Start of DATA SHOWN
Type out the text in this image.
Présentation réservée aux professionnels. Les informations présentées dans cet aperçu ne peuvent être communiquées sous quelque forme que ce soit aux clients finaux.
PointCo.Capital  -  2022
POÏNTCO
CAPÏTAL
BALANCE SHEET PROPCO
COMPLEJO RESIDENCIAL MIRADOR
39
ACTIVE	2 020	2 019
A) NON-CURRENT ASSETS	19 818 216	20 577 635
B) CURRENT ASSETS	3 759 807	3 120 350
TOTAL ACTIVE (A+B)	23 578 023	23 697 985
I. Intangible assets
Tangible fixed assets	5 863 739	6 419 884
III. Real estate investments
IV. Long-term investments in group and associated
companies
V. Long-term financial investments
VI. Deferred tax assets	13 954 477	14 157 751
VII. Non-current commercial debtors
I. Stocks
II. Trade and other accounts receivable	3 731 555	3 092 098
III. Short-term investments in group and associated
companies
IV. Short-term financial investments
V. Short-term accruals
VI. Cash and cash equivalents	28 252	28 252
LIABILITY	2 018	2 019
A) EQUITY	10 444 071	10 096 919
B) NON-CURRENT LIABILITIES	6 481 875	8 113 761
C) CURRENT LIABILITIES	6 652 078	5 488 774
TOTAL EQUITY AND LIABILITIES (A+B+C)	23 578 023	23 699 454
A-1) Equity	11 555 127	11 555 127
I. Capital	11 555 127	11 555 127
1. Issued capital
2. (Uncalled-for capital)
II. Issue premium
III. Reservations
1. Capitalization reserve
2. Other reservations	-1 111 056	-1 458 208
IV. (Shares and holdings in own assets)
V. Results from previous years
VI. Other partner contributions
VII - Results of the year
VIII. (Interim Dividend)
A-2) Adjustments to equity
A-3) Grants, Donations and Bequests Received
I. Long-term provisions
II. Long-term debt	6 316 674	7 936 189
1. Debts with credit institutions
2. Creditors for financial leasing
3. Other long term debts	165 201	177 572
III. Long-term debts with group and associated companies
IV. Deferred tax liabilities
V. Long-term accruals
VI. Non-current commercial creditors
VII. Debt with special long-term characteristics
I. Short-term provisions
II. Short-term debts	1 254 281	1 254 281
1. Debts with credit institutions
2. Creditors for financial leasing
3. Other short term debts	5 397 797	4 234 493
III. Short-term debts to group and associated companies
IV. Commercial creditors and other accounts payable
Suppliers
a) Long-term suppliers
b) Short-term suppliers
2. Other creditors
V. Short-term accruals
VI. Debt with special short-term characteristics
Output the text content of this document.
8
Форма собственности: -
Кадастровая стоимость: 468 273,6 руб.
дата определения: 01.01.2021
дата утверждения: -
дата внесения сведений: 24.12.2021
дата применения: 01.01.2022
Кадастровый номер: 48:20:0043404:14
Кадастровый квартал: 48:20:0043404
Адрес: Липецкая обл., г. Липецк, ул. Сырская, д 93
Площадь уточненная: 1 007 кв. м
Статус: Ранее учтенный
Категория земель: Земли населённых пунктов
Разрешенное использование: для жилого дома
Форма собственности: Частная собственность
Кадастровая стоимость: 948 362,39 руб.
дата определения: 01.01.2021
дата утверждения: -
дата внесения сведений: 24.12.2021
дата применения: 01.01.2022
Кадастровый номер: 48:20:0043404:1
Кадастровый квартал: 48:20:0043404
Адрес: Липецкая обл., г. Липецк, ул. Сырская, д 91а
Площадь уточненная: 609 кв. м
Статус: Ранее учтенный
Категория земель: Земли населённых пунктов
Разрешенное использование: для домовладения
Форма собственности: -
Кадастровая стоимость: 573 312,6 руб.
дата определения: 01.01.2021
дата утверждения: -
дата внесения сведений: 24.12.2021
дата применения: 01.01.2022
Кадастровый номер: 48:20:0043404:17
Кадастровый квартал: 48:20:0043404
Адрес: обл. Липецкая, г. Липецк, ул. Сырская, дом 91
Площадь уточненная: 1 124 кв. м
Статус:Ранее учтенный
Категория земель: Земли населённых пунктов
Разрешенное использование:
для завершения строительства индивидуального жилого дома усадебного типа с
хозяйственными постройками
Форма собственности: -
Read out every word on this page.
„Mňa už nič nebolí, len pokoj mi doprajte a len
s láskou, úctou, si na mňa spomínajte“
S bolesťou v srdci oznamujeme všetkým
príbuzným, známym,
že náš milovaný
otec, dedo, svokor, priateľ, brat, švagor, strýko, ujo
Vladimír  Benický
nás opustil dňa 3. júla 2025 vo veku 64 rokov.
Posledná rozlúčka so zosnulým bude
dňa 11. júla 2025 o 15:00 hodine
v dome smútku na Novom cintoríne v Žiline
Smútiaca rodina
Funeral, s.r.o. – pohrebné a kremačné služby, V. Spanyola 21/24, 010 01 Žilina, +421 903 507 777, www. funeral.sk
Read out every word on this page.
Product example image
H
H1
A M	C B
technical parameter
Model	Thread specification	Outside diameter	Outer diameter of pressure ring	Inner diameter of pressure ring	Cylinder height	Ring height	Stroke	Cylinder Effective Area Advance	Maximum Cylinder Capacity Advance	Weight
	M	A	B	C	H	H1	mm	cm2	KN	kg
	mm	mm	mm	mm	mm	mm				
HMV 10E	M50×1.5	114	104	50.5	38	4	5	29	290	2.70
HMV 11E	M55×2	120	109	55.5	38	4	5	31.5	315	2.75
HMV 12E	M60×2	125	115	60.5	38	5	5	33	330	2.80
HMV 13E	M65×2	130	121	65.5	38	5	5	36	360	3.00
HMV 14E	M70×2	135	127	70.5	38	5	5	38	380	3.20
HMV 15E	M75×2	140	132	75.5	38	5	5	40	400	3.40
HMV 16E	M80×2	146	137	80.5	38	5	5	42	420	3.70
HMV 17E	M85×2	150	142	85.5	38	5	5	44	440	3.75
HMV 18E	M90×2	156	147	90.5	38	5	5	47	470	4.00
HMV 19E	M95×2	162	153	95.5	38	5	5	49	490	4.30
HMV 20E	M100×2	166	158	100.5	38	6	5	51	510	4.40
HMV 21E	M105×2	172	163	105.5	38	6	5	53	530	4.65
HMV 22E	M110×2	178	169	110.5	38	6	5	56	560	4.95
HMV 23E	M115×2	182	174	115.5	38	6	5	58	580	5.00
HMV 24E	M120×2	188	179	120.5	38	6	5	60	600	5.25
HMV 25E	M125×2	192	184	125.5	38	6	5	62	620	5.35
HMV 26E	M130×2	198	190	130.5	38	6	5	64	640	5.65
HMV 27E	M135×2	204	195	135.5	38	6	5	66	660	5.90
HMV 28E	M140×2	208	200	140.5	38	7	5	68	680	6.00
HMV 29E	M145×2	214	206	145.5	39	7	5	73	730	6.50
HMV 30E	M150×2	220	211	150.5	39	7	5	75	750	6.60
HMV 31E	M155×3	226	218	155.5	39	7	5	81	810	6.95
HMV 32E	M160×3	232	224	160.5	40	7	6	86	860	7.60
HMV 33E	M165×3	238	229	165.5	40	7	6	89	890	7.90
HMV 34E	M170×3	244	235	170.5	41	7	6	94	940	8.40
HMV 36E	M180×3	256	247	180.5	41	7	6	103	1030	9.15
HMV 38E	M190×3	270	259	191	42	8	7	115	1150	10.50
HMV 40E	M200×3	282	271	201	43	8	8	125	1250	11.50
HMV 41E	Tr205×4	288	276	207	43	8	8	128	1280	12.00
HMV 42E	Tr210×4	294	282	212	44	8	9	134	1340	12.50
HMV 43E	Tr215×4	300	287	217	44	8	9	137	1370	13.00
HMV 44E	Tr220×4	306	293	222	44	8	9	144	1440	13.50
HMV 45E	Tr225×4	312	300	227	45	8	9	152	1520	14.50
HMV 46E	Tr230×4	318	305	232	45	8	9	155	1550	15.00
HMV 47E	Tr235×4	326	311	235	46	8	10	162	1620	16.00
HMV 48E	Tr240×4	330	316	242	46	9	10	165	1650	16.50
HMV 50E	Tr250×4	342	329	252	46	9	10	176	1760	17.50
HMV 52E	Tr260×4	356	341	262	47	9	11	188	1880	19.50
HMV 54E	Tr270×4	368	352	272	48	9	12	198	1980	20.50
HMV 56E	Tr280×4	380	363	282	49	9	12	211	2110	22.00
End of DATA SHOWN
## TASK
State only how many lines in the material include "associated".

## OUTPUT FOR THIS EXERCISE
4